STATED PROBLEM: Please lay out the listing as a Markdown table with the columns Row and Listing line, numbering each row. Begin at the first line of the listing, stop after the line that contains "y-tick-label: 3,0 — [22, 327, 37, 337]", and leave out blank lines.

(Spatial annotation listing)

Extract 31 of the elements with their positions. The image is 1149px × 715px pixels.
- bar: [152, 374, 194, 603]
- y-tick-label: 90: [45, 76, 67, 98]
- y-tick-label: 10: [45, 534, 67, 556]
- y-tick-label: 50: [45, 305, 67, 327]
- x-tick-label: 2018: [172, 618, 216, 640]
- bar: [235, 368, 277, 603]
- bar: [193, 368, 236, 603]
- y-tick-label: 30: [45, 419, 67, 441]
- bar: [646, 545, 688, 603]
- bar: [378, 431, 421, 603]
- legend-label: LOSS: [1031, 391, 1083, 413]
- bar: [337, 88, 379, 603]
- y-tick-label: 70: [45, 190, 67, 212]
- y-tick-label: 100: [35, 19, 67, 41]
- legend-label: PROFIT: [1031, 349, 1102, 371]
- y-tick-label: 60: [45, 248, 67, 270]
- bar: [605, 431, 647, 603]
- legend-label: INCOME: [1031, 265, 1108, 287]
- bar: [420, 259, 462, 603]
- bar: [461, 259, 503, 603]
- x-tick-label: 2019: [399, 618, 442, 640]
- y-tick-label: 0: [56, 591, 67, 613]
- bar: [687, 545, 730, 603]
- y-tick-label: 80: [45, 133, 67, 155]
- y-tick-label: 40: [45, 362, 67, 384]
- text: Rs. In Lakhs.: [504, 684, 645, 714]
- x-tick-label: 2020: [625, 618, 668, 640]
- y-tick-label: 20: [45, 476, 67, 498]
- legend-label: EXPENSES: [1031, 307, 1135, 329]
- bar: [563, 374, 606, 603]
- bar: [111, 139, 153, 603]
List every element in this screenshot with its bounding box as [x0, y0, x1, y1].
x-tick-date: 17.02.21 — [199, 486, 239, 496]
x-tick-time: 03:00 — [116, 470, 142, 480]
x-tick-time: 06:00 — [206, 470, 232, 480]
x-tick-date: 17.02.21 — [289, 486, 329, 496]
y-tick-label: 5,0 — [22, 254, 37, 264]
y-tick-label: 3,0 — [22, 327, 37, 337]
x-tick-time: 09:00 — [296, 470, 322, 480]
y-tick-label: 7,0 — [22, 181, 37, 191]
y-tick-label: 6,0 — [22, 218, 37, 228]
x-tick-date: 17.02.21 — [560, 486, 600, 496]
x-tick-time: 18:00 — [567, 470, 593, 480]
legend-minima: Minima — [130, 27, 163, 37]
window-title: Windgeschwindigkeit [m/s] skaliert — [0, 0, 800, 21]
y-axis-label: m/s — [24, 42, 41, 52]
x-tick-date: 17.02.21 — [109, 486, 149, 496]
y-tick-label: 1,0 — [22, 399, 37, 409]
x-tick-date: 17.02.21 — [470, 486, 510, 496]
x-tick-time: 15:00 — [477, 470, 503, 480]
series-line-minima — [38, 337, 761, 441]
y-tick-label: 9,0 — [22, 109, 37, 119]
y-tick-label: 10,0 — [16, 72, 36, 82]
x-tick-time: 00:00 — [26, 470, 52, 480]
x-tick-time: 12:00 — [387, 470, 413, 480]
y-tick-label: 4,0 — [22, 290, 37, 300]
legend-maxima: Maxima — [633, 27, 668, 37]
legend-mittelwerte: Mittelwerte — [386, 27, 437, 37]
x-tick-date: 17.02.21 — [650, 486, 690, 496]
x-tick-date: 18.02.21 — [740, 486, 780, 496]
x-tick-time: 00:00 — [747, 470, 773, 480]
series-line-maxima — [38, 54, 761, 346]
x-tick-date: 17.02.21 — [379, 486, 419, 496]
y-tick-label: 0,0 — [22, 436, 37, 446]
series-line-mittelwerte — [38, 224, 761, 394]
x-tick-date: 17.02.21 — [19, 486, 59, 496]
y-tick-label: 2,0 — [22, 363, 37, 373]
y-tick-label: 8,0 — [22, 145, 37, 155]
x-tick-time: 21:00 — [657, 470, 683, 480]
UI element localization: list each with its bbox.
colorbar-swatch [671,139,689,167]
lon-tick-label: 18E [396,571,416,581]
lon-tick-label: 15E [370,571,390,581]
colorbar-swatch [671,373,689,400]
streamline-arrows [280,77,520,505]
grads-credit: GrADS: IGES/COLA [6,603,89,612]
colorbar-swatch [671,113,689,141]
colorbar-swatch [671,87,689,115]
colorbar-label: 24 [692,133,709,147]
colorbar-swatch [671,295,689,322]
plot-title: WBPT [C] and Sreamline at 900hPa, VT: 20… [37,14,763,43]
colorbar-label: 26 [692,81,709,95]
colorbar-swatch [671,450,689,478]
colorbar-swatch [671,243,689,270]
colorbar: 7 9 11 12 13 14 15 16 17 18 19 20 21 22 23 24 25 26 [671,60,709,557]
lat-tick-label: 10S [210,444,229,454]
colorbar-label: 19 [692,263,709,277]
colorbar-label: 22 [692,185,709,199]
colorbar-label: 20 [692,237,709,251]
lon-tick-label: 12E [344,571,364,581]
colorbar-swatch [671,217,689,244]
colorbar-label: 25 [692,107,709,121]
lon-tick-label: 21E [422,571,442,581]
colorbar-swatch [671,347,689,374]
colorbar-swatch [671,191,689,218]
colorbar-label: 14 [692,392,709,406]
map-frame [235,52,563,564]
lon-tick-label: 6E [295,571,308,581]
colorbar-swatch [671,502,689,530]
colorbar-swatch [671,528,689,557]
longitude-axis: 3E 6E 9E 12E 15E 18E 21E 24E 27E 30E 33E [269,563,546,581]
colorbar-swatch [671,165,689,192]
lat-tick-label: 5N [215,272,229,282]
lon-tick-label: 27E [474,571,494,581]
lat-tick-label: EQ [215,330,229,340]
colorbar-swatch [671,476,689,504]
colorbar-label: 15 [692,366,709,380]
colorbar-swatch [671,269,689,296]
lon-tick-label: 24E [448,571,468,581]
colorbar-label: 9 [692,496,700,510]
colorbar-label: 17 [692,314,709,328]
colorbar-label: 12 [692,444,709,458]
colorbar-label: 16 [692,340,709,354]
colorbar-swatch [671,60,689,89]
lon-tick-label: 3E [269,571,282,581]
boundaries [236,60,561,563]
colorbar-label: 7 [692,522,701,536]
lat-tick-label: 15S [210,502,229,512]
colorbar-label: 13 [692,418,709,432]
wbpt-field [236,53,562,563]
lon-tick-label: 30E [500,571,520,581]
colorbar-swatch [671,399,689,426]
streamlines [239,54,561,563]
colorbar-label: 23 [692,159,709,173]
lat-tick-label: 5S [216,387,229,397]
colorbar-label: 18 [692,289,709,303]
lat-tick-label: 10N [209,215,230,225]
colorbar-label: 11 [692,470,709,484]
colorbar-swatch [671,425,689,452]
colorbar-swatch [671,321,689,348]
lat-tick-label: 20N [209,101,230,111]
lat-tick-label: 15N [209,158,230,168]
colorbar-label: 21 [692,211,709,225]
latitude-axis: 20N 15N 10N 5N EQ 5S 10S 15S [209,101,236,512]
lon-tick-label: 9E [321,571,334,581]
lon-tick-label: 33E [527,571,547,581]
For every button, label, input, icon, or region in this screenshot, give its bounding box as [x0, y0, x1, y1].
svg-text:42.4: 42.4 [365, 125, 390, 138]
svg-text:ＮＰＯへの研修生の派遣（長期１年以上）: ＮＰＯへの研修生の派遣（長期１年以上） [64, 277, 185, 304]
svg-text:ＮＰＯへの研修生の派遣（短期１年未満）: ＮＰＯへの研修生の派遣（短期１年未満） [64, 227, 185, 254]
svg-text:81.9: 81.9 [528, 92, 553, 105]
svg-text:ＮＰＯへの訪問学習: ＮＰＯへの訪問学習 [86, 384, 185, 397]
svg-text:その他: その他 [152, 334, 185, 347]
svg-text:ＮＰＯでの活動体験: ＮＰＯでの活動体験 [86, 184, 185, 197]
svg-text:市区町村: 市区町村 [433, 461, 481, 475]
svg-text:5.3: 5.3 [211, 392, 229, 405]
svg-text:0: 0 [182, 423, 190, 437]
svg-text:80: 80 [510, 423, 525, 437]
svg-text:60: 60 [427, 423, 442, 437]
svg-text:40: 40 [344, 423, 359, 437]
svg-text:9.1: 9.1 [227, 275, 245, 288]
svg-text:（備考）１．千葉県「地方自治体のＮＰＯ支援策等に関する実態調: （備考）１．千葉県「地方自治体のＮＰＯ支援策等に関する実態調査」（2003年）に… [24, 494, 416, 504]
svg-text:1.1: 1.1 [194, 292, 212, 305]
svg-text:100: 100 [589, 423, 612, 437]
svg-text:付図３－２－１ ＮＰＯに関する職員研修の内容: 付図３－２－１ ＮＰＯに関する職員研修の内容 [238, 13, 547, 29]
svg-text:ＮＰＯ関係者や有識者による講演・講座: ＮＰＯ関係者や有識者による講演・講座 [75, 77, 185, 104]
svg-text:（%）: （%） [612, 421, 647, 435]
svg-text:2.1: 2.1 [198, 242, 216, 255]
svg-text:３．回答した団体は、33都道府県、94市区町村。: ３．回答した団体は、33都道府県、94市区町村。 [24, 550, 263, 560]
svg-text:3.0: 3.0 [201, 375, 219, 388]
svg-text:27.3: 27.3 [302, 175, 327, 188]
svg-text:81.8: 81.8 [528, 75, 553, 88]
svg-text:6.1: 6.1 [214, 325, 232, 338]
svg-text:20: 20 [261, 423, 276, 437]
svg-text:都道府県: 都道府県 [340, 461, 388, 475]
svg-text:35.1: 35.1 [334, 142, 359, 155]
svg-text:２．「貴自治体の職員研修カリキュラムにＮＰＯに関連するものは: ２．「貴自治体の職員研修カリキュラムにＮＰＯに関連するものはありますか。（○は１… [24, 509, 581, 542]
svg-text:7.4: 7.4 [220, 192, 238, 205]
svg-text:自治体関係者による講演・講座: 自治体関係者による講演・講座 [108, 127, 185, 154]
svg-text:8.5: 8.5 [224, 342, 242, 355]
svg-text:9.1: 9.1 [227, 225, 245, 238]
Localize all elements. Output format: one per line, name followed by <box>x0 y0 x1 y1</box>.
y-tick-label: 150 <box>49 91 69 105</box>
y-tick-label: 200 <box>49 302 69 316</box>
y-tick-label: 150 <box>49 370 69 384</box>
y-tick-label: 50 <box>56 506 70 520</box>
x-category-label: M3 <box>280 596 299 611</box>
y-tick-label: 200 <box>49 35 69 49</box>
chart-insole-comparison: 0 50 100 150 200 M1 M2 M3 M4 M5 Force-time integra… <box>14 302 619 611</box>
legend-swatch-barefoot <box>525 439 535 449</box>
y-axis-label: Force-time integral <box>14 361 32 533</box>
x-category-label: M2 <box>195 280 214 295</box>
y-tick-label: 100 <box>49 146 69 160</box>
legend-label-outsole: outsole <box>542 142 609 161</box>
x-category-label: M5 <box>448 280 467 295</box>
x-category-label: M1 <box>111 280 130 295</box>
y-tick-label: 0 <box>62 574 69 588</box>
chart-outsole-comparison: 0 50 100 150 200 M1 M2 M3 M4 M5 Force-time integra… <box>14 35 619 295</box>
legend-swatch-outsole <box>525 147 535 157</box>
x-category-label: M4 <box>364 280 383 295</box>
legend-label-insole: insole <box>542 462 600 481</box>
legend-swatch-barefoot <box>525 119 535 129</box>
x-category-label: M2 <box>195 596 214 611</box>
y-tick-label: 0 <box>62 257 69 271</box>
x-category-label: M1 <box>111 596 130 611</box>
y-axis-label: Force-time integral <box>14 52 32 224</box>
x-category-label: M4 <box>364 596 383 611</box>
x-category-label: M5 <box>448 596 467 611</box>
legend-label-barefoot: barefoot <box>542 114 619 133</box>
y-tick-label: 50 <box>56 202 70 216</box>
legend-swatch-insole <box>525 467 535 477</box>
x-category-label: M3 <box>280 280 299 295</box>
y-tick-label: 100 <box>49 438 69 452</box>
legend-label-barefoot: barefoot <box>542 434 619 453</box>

FINISHED TASK:
| Row | Listing line |
|---|---|
| 1 | Extract 31 of the elements with their positions. The image is 1149px × 715px pixels. |
| 2 | - bar: [152, 374, 194, 603] |
| 3 | - y-tick-label: 90: [45, 76, 67, 98] |
| 4 | - y-tick-label: 10: [45, 534, 67, 556] |
| 5 | - y-tick-label: 50: [45, 305, 67, 327] |
| 6 | - x-tick-label: 2018: [172, 618, 216, 640] |
| 7 | - bar: [235, 368, 277, 603] |
| 8 | - bar: [193, 368, 236, 603] |
| 9 | - y-tick-label: 30: [45, 419, 67, 441] |
| 10 | - bar: [646, 545, 688, 603] |
| 11 | - bar: [378, 431, 421, 603] |
| 12 | - legend-label: LOSS: [1031, 391, 1083, 413] |
| 13 | - bar: [337, 88, 379, 603] |
| 14 | - y-tick-label: 70: [45, 190, 67, 212] |
| 15 | - y-tick-label: 100: [35, 19, 67, 41] |
| 16 | - legend-label: PROFIT: [1031, 349, 1102, 371] |
| 17 | - y-tick-label: 60: [45, 248, 67, 270] |
| 18 | - bar: [605, 431, 647, 603] |
| 19 | - legend-label: INCOME: [1031, 265, 1108, 287] |
| 20 | - bar: [420, 259, 462, 603] |
| 21 | - bar: [461, 259, 503, 603] |
| 22 | - x-tick-label: 2019: [399, 618, 442, 640] |
| 23 | - y-tick-label: 0: [56, 591, 67, 613] |
| 24 | - bar: [687, 545, 730, 603] |
| 25 | - y-tick-label: 80: [45, 133, 67, 155] |
| 26 | - y-tick-label: 40: [45, 362, 67, 384] |
| 27 | - text: Rs. In Lakhs.: [504, 684, 645, 714] |
| 28 | - x-tick-label: 2020: [625, 618, 668, 640] |
| 29 | - y-tick-label: 20: [45, 476, 67, 498] |
| 30 | - legend-label: EXPENSES: [1031, 307, 1135, 329] |
| 31 | - bar: [563, 374, 606, 603] |
| 32 | - bar: [111, 139, 153, 603] |
| 33 | List every element in this screenshot with its bounding box as [x0, y0, x1, y1]. |
| 34 | x-tick-date: 17.02.21 — [199, 486, 239, 496] |
| 35 | x-tick-time: 03:00 — [116, 470, 142, 480] |
| 36 | x-tick-time: 06:00 — [206, 470, 232, 480] |
| 37 | x-tick-date: 17.02.21 — [289, 486, 329, 496] |
| 38 | y-tick-label: 5,0 — [22, 254, 37, 264] |
| 39 | y-tick-label: 3,0 — [22, 327, 37, 337] |